# [Problem statement]
Copy out all lines that hold "title".

# [Items]
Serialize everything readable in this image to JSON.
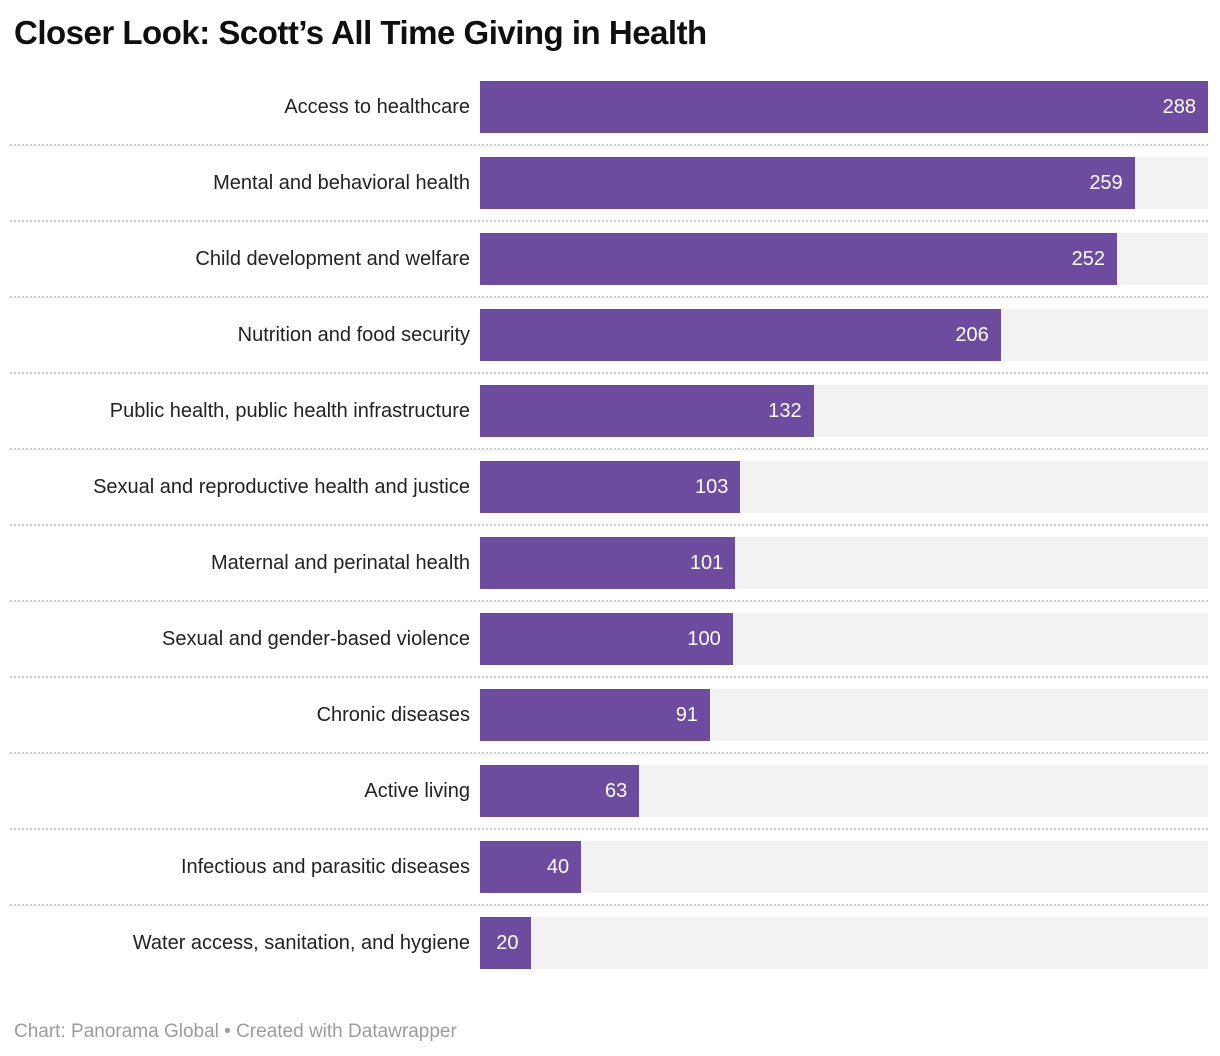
{
  "title": "Closer Look: Scott’s All Time Giving in Health",
  "footer": {
    "text": "Chart: Panorama Global • Created with Datawrapper"
  },
  "colors": {
    "bar": "#6d4c9f",
    "track": "#f2f2f2",
    "separator": "#cccccc",
    "value_label": "#ffffff",
    "title": "#0f0f0f",
    "category_label": "#222222",
    "footer": "#9c9c9c"
  },
  "chart_data": {
    "type": "bar",
    "orientation": "horizontal",
    "title": "Closer Look: Scott’s All Time Giving in Health",
    "categories": [
      "Access to healthcare",
      "Mental and behavioral health",
      "Child development and welfare",
      "Nutrition and food security",
      "Public health, public health infrastructure",
      "Sexual and reproductive health and justice",
      "Maternal and perinatal health",
      "Sexual and gender-based violence",
      "Chronic diseases",
      "Active living",
      "Infectious and parasitic diseases",
      "Water access, sanitation, and hygiene"
    ],
    "values": [
      288,
      259,
      252,
      206,
      132,
      103,
      101,
      100,
      91,
      63,
      40,
      20
    ],
    "xlabel": "",
    "ylabel": "",
    "xlim": [
      0,
      288
    ],
    "grid": "dotted-row-separators",
    "legend": "none",
    "value_labels": "inside-end"
  }
}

# [Answer below]
  "title": "Closer Look: Scott’s All Time Giving in Health",
    "title": "#0f0f0f",
    "title": "Closer Look: Scott’s All Time Giving in Health",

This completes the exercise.